### Exercise 1
Copy out the records exactly, starting at the line containing "segment this screenshot: for" and continuing down through the line containing "tab-favorites-label: Favorites [159,1440,251,1465]", both included.
============
# Filter Holder for Tiffen ND Grads



## chasinglight (May 5, 2013)

Hi,

I am looking at buying one or two Tiffen ND Grads. I have decided to go with Tiffen due to their renown color neutrality. Also I like that glass is much more resistant to scratching than resin. Previously I bought a set of Hitech resin filters and they came scratched out of the sealed packaging! So that doesn't give me much faith in resin. Anyway I initially wanted to go with the 100mm filters and accompany them with the Lee Foundation Kit Filter Holder....until I saw that the Tiffen 4x6 (100mm) ND Grads are over $400 a piece! WOW! Way too much. As I actually don't need filters that big I started to look at the Tiffen "P" series filters which are much more reasonable; roughly $160. 

My question is, is there a "P" series filter holder that is more robust than the standard Cokin "P" series holder? Something more like the Lee filter holders? I found this aluminum 85mm holder from Hitech

http://www.bhphotovideo.com/c/product/884360-REG/Hitech_ht85amh_85mm_Aluminum_Modular_Filter.html

does anyone have any experience with this holder? moreover does anyone have experience with this holder and tiffen filters? 

is there something else I should be looking at? is the cokin "P" series holder really all I need/the quality is actually pretty good?

Thanks in advance for your help!


----------



## Q8-MC (May 5, 2013)

Buy a Lee Filter is the best brand


----------



## neuroanatomist (May 5, 2013)

chasinglight said:


> As I actually don't need filters that big



Maybe you don't need them *today*. The P-series holder will cause mechanical vignetting on wide lenses, even the wide angle P holder will vignette at the wide end of UWA zooms. One great thing about the rectangular filter setup is that it can be essentially future-proof if you get the right size to start. I'd go 4x6" now. 

If you're set on glass, you might also look at the Schott glass NDs from Schneider (B+W's parent company).


----------



## chasinglight (May 6, 2013)

thanks for the responses so far. Since taking up photography as a hobby a while back I am far too familiar with buying something that suits me now, only to upgrade a few months later so I think I will look at a 4x6 filter as neuro suggest. I decided to look at lee filters again as their 4x6 system is considerable cheaper than tiffen's. the only thing that bugs me, besides resin scratching easier than glass, is that the adapter ring for the Lee filter holder is $60+. I don't mind paying for quality, and I find the $88 for the filter holder to be reasonable, but over $60 for an adapter ring seems a bit ridiculous. Has anyone tried any of the 3rd party adapter rings? are there any differences compared to the Lee adapter rings? For example I found this one on ebay for $29

http://www.ebay.com/itm/Brand-New-77mm-LEE-Compatible-Wide-Angle-Adapter-Ring-for-Filter-Holder-/330905233352?pt=Camera_Filters&hash=item4d0b7d27c8

thanks


----------



## gary samples (May 6, 2013)

I just did the Lee Foundation Kit & 82mm adapter ring today! still looking at glass thinking with just going with the lee 4x6" Graduated Neutral Density set


----------



## chasinglight (May 7, 2013)

Gary, take this with a grain of salt, but do you really need a filter set? I know you get 3 filters for $260 vs $108 a piece, but if you had 3 filters you really don't need to all be hard or soft edge. Probably a 0.6 soft, 0.9 hard, and a 0.6 reverse grad. That's what I have been thinking about anyway.


----------
============
### Exercise 2
In the forum thread, rewrite the paragraph beginning "Maybe you don't need them" as a short bulleted list that keeps its main points.
============
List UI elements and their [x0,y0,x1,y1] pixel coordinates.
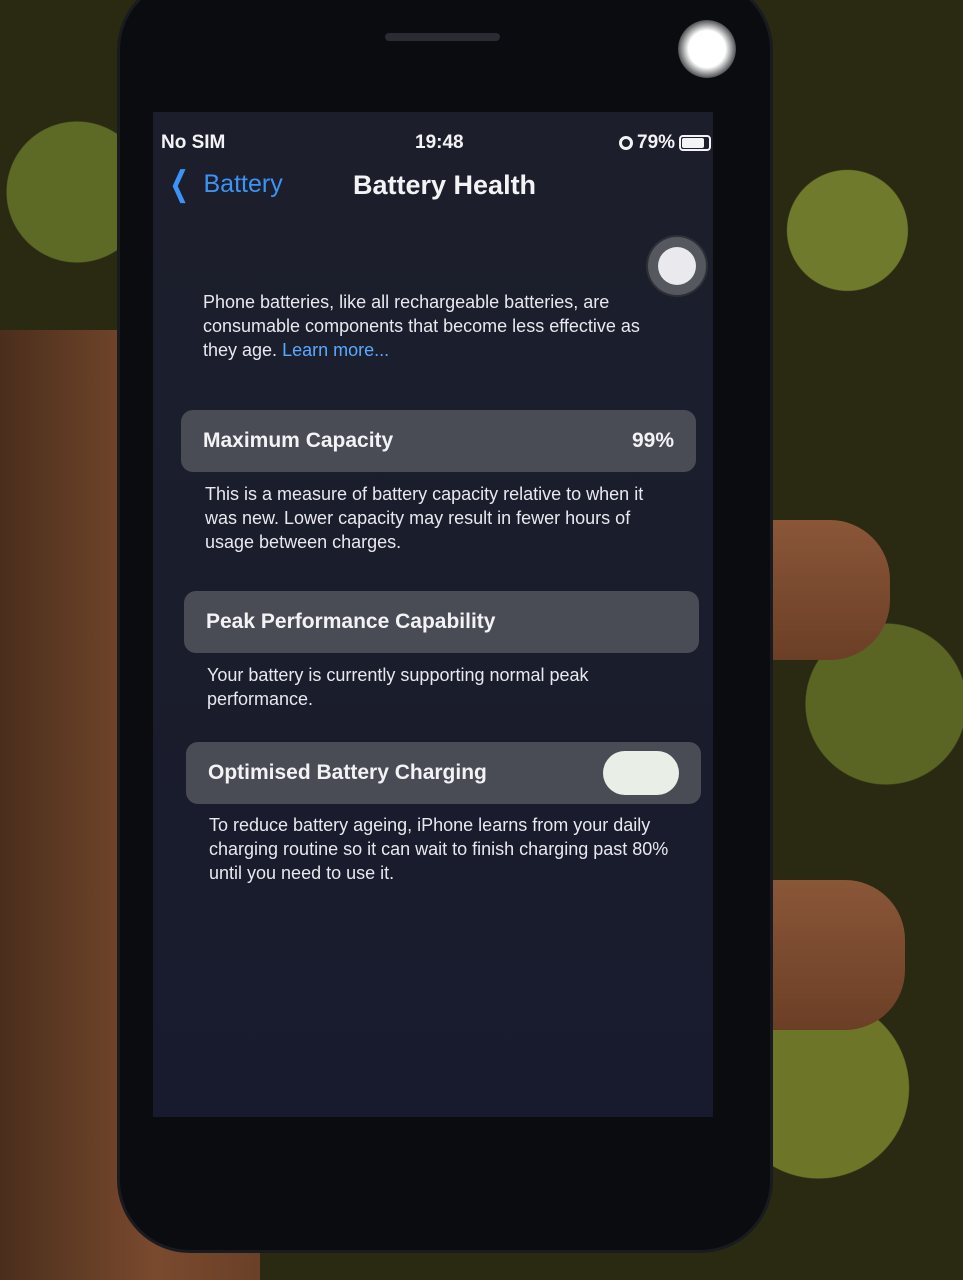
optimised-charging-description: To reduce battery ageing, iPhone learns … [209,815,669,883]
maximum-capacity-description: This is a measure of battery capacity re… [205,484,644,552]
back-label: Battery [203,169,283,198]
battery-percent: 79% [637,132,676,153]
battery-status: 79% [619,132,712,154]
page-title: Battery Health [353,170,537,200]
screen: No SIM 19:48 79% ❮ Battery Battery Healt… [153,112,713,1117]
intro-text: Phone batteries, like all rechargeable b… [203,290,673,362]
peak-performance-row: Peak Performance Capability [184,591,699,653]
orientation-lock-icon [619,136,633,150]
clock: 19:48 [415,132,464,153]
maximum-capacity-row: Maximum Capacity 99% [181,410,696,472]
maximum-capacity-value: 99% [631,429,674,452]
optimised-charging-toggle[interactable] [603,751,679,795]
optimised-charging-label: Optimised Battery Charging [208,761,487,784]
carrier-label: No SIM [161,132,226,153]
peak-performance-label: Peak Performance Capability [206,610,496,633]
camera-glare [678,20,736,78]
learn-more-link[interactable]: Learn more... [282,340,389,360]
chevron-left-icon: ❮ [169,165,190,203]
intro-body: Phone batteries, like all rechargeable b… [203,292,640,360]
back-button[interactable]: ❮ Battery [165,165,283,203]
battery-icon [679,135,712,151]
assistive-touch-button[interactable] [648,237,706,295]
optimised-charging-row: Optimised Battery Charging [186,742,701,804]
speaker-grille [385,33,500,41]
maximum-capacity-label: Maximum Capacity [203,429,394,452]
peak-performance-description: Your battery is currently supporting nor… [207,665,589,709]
============
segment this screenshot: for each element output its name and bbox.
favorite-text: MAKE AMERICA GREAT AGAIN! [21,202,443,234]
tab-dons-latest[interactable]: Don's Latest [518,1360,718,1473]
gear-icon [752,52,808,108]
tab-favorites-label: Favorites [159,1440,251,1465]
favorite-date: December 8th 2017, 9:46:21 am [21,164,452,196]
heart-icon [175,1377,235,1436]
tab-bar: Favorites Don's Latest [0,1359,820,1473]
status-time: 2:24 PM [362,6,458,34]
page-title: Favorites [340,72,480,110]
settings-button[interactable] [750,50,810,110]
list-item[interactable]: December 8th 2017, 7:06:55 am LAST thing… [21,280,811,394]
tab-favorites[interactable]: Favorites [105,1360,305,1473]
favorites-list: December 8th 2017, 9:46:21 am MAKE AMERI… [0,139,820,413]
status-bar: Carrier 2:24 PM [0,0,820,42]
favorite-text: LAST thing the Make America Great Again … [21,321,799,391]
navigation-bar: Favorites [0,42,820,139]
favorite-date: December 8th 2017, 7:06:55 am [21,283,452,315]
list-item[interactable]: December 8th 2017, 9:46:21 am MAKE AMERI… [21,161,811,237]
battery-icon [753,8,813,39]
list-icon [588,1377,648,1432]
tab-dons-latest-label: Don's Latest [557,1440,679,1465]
============
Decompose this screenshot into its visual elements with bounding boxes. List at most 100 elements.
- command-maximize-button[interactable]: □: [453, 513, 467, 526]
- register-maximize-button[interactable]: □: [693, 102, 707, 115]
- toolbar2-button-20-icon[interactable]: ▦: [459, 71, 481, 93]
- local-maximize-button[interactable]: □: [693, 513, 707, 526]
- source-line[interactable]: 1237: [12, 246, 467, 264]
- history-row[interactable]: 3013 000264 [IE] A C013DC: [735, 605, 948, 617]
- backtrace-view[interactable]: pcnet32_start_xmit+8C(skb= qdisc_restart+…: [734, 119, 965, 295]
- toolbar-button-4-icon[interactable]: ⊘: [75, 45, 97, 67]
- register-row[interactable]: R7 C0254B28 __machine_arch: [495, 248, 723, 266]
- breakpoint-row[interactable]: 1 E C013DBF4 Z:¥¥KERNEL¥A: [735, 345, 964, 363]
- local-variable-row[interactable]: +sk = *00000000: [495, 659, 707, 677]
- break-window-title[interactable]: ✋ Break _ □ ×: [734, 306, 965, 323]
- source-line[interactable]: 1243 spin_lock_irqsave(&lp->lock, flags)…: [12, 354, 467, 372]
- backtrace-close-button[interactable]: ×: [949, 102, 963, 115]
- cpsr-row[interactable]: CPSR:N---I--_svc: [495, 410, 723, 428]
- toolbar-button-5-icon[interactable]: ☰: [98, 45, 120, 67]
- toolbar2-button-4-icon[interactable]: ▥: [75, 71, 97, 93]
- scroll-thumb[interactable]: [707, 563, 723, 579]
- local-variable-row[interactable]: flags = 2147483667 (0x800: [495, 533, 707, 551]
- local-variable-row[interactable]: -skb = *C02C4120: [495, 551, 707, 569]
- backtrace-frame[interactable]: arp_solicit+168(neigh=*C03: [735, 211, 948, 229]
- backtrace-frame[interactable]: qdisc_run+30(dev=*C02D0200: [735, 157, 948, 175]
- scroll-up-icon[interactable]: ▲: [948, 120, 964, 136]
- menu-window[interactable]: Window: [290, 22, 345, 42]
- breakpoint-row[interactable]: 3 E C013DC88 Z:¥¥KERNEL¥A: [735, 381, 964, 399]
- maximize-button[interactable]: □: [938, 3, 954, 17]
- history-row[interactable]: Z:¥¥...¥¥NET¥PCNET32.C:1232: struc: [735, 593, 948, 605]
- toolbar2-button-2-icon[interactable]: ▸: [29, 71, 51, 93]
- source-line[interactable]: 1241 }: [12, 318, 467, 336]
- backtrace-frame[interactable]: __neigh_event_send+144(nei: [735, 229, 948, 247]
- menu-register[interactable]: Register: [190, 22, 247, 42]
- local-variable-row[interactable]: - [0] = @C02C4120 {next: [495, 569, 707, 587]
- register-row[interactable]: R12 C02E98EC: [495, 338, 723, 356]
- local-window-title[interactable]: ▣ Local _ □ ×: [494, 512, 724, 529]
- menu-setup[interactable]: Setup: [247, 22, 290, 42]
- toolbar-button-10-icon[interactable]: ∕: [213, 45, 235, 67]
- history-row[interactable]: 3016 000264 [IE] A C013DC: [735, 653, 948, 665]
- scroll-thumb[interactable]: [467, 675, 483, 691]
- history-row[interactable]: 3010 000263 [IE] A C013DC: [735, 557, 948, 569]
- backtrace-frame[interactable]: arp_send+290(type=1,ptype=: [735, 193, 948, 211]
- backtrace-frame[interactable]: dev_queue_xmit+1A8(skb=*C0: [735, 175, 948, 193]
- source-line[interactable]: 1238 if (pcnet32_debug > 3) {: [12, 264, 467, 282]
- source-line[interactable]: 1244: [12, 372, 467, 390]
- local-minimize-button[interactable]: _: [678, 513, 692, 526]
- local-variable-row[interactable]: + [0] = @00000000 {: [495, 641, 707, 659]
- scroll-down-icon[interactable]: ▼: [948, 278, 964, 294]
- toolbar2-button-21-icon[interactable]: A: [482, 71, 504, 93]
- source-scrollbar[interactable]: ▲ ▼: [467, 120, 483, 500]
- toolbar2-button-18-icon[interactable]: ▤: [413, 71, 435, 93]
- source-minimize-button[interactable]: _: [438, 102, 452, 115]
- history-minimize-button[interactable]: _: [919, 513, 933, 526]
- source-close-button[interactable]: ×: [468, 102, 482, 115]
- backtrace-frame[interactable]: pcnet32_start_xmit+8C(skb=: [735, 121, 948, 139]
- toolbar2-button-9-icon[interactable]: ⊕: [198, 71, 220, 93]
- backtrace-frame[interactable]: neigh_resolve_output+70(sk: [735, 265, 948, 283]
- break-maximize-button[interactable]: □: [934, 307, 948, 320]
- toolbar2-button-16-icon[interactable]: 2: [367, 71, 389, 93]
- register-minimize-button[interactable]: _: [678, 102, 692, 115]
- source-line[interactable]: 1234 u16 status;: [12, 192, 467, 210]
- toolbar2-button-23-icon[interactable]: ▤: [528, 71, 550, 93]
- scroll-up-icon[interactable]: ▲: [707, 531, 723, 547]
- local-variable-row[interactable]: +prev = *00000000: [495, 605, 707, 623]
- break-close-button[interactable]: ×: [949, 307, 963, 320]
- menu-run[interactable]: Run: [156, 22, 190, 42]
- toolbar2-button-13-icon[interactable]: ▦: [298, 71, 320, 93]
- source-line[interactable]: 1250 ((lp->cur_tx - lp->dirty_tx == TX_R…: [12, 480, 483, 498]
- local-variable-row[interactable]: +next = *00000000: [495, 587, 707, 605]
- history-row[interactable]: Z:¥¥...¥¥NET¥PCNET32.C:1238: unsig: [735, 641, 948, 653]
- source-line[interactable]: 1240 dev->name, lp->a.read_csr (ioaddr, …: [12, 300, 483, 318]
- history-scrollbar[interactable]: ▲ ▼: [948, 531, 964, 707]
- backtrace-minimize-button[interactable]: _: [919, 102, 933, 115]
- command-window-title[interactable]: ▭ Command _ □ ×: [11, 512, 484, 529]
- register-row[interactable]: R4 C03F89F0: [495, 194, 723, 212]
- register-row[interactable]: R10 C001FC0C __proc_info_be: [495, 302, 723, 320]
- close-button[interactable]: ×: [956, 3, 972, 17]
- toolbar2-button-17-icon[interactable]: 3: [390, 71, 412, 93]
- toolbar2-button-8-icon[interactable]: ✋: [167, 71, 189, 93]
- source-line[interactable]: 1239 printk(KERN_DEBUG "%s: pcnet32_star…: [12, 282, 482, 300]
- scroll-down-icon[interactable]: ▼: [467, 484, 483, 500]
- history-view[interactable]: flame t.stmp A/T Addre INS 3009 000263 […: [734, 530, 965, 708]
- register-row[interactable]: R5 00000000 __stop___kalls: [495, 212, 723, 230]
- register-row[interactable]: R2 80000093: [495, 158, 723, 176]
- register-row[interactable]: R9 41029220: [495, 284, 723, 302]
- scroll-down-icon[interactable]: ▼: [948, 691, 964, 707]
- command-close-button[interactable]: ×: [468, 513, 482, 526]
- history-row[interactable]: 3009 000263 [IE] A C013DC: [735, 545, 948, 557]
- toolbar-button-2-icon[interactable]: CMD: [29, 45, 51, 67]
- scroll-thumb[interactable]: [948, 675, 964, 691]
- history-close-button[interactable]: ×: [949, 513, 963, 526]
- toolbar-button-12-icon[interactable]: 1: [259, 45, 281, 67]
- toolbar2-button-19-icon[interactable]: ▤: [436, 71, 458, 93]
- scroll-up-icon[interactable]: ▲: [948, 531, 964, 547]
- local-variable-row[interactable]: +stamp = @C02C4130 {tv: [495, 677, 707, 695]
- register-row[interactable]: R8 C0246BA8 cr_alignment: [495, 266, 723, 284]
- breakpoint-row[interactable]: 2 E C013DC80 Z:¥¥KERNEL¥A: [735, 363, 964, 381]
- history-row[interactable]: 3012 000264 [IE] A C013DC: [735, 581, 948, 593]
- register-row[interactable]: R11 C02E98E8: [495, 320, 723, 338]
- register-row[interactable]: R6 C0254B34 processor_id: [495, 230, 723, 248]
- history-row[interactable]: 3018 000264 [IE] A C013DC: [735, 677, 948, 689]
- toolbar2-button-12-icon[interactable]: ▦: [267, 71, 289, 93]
============
### Output 1
segment this screenshot: for each element output its name and bbox.
favorite-text: MAKE AMERICA GREAT AGAIN! [21,202,443,234]
tab-dons-latest[interactable]: Don's Latest [518,1360,718,1473]
gear-icon [752,52,808,108]
tab-favorites-label: Favorites [159,1440,251,1465]

### Output 2
- You may not need larger filters today, but you might later.
- The P-series holder causes mechanical vignetting on wide lenses.
- Even the wide-angle P holder vignettes at the wide end of ultra-wide zooms.
- A rectangular filter setup can be essentially future-proof if you start with the right size.
- Recommendation: go with 4x6" now.